Set problem | Write every line out verbatim and omit the pictures.
=== Data entries ===
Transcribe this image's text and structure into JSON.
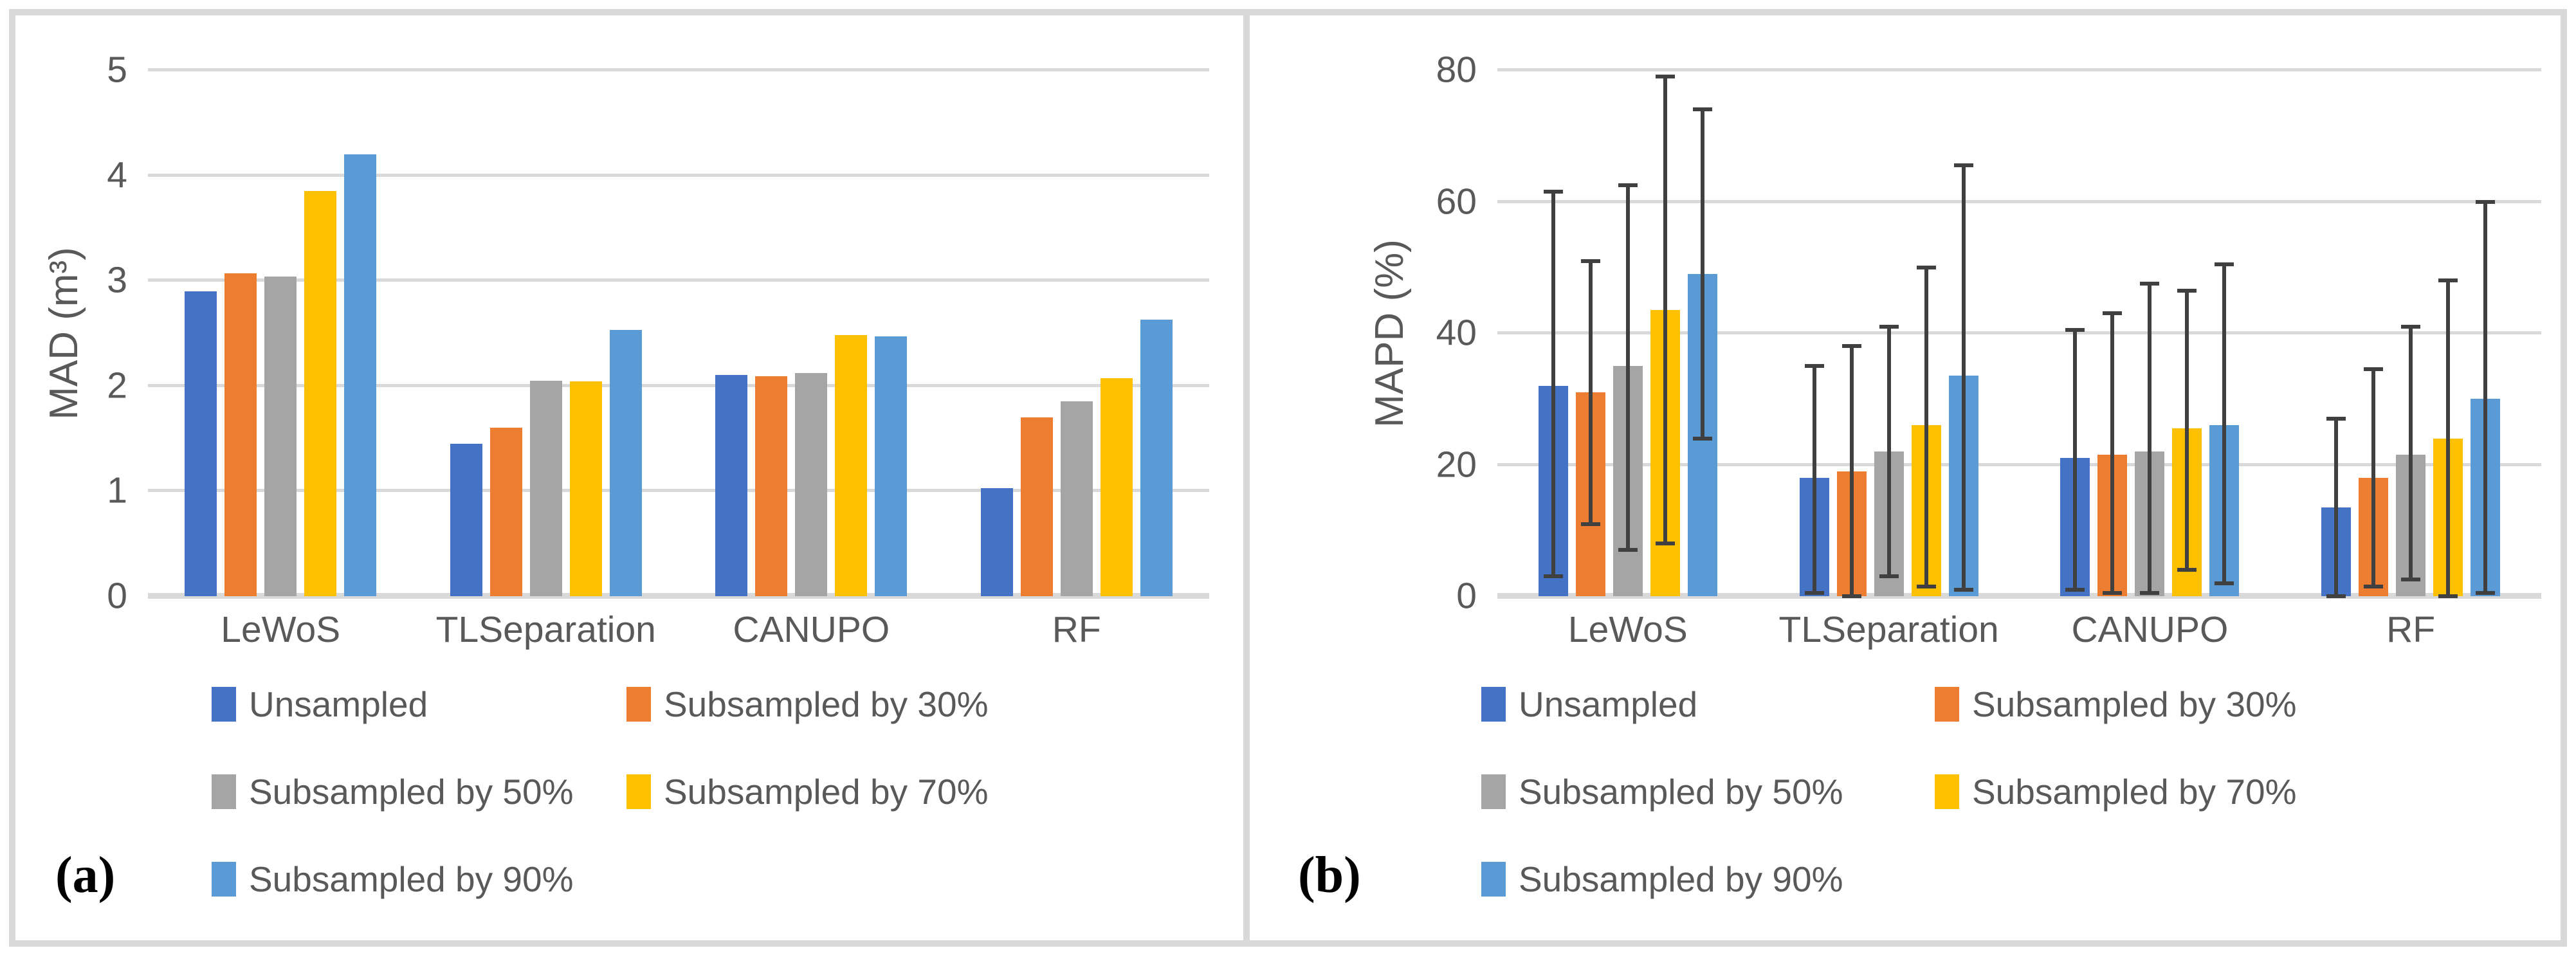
{
  "panels": [
    {
      "tag": "(a)"
    },
    {
      "tag": "(b)"
    }
  ],
  "colors": {
    "unsampled_blue": "#4472C4",
    "sub30_orange": "#ED7D31",
    "sub50_gray": "#A5A5A5",
    "sub70_yellow": "#FFC000",
    "sub90_lightblue": "#5B9BD5",
    "gridline": "#D9D9D9",
    "frame_border": "#D9D9D9",
    "axis_text": "#595959",
    "error_bar": "#404040",
    "panel_tag_text": "#000000",
    "background": "#FFFFFF"
  },
  "legend": {
    "items": [
      {
        "label": "Unsampled",
        "color": "#4472C4"
      },
      {
        "label": "Subsampled by 30%",
        "color": "#ED7D31"
      },
      {
        "label": "Subsampled by 50%",
        "color": "#A5A5A5"
      },
      {
        "label": "Subsampled by 70%",
        "color": "#FFC000"
      },
      {
        "label": "Subsampled by 90%",
        "color": "#5B9BD5"
      }
    ]
  },
  "chart_data": [
    {
      "type": "bar",
      "title": "",
      "ylabel": "MAD (m³)",
      "xlabel": "",
      "ylim": [
        0,
        5
      ],
      "yticks": [
        0,
        1,
        2,
        3,
        4,
        5
      ],
      "grid": true,
      "legend_position": "bottom",
      "categories": [
        "LeWoS",
        "TLSeparation",
        "CANUPO",
        "RF"
      ],
      "series": [
        {
          "name": "Unsampled",
          "color": "#4472C4",
          "values": [
            2.9,
            1.45,
            2.1,
            1.03
          ]
        },
        {
          "name": "Subsampled by 30%",
          "color": "#ED7D31",
          "values": [
            3.07,
            1.6,
            2.09,
            1.7
          ]
        },
        {
          "name": "Subsampled by 50%",
          "color": "#A5A5A5",
          "values": [
            3.04,
            2.05,
            2.12,
            1.85
          ]
        },
        {
          "name": "Subsampled by 70%",
          "color": "#FFC000",
          "values": [
            3.85,
            2.04,
            2.48,
            2.07
          ]
        },
        {
          "name": "Subsampled by 90%",
          "color": "#5B9BD5",
          "values": [
            4.2,
            2.53,
            2.47,
            2.63
          ]
        }
      ]
    },
    {
      "type": "bar",
      "title": "",
      "ylabel": "MAPD (%)",
      "xlabel": "",
      "ylim": [
        0,
        80
      ],
      "yticks": [
        0,
        20,
        40,
        60,
        80
      ],
      "grid": true,
      "legend_position": "bottom",
      "error_bars": "min-max whiskers, absolute values in data units",
      "categories": [
        "LeWoS",
        "TLSeparation",
        "CANUPO",
        "RF"
      ],
      "series": [
        {
          "name": "Unsampled",
          "color": "#4472C4",
          "values": [
            32.0,
            18.0,
            21.0,
            13.5
          ],
          "whisker_low": [
            3.0,
            0.5,
            1.0,
            0.0
          ],
          "whisker_high": [
            61.5,
            35.0,
            40.5,
            27.0
          ]
        },
        {
          "name": "Subsampled by 30%",
          "color": "#ED7D31",
          "values": [
            31.0,
            19.0,
            21.5,
            18.0
          ],
          "whisker_low": [
            11.0,
            0.0,
            0.5,
            1.5
          ],
          "whisker_high": [
            51.0,
            38.0,
            43.0,
            34.5
          ]
        },
        {
          "name": "Subsampled by 50%",
          "color": "#A5A5A5",
          "values": [
            35.0,
            22.0,
            22.0,
            21.5
          ],
          "whisker_low": [
            7.0,
            3.0,
            0.5,
            2.5
          ],
          "whisker_high": [
            62.5,
            41.0,
            47.5,
            41.0
          ]
        },
        {
          "name": "Subsampled by 70%",
          "color": "#FFC000",
          "values": [
            43.5,
            26.0,
            25.5,
            24.0
          ],
          "whisker_low": [
            8.0,
            1.5,
            4.0,
            0.0
          ],
          "whisker_high": [
            79.0,
            50.0,
            46.5,
            48.0
          ]
        },
        {
          "name": "Subsampled by 90%",
          "color": "#5B9BD5",
          "values": [
            49.0,
            33.5,
            26.0,
            30.0
          ],
          "whisker_low": [
            24.0,
            1.0,
            2.0,
            0.5
          ],
          "whisker_high": [
            74.0,
            65.5,
            50.5,
            60.0
          ]
        }
      ]
    }
  ]
}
===
Right answer |
Transcribe this image's text and structure into JSON.
{
  "panels": [
    {
      "tag": "(a)"
    },
    {
      "tag": "(b)"
    }
  ],
  "colors": {
    "unsampled_blue": "#4472C4",
    "sub30_orange": "#ED7D31",
    "sub50_gray": "#A5A5A5",
    "sub70_yellow": "#FFC000",
    "sub90_lightblue": "#5B9BD5",
    "gridline": "#D9D9D9",
    "frame_border": "#D9D9D9",
    "axis_text": "#595959",
    "error_bar": "#404040",
    "panel_tag_text": "#000000",
    "background": "#FFFFFF"
  },
  "legend": {
    "items": [
      {
        "label": "Unsampled",
        "color": "#4472C4"
      },
      {
        "label": "Subsampled by 30%",
        "color": "#ED7D31"
      },
      {
        "label": "Subsampled by 50%",
        "color": "#A5A5A5"
      },
      {
        "label": "Subsampled by 70%",
        "color": "#FFC000"
      },
      {
        "label": "Subsampled by 90%",
        "color": "#5B9BD5"
      }
    ]
  },
  "chart_data": [
    {
      "type": "bar",
      "title": "",
      "ylabel": "MAD (m³)",
      "xlabel": "",
      "ylim": [
        0,
        5
      ],
      "yticks": [
        0,
        1,
        2,
        3,
        4,
        5
      ],
      "grid": true,
      "legend_position": "bottom",
      "categories": [
        "LeWoS",
        "TLSeparation",
        "CANUPO",
        "RF"
      ],
      "series": [
        {
          "name": "Unsampled",
          "color": "#4472C4",
          "values": [
            2.9,
            1.45,
            2.1,
            1.03
          ]
        },
        {
          "name": "Subsampled by 30%",
          "color": "#ED7D31",
          "values": [
            3.07,
            1.6,
            2.09,
            1.7
          ]
        },
        {
          "name": "Subsampled by 50%",
          "color": "#A5A5A5",
          "values": [
            3.04,
            2.05,
            2.12,
            1.85
          ]
        },
        {
          "name": "Subsampled by 70%",
          "color": "#FFC000",
          "values": [
            3.85,
            2.04,
            2.48,
            2.07
          ]
        },
        {
          "name": "Subsampled by 90%",
          "color": "#5B9BD5",
          "values": [
            4.2,
            2.53,
            2.47,
            2.63
          ]
        }
      ]
    },
    {
      "type": "bar",
      "title": "",
      "ylabel": "MAPD (%)",
      "xlabel": "",
      "ylim": [
        0,
        80
      ],
      "yticks": [
        0,
        20,
        40,
        60,
        80
      ],
      "grid": true,
      "legend_position": "bottom",
      "error_bars": "min-max whiskers, absolute values in data units",
      "categories": [
        "LeWoS",
        "TLSeparation",
        "CANUPO",
        "RF"
      ],
      "series": [
        {
          "name": "Unsampled",
          "color": "#4472C4",
          "values": [
            32.0,
            18.0,
            21.0,
            13.5
          ],
          "whisker_low": [
            3.0,
            0.5,
            1.0,
            0.0
          ],
          "whisker_high": [
            61.5,
            35.0,
            40.5,
            27.0
          ]
        },
        {
          "name": "Subsampled by 30%",
          "color": "#ED7D31",
          "values": [
            31.0,
            19.0,
            21.5,
            18.0
          ],
          "whisker_low": [
            11.0,
            0.0,
            0.5,
            1.5
          ],
          "whisker_high": [
            51.0,
            38.0,
            43.0,
            34.5
          ]
        },
        {
          "name": "Subsampled by 50%",
          "color": "#A5A5A5",
          "values": [
            35.0,
            22.0,
            22.0,
            21.5
          ],
          "whisker_low": [
            7.0,
            3.0,
            0.5,
            2.5
          ],
          "whisker_high": [
            62.5,
            41.0,
            47.5,
            41.0
          ]
        },
        {
          "name": "Subsampled by 70%",
          "color": "#FFC000",
          "values": [
            43.5,
            26.0,
            25.5,
            24.0
          ],
          "whisker_low": [
            8.0,
            1.5,
            4.0,
            0.0
          ],
          "whisker_high": [
            79.0,
            50.0,
            46.5,
            48.0
          ]
        },
        {
          "name": "Subsampled by 90%",
          "color": "#5B9BD5",
          "values": [
            49.0,
            33.5,
            26.0,
            30.0
          ],
          "whisker_low": [
            24.0,
            1.0,
            2.0,
            0.5
          ],
          "whisker_high": [
            74.0,
            65.5,
            50.5,
            60.0
          ]
        }
      ]
    }
  ]
}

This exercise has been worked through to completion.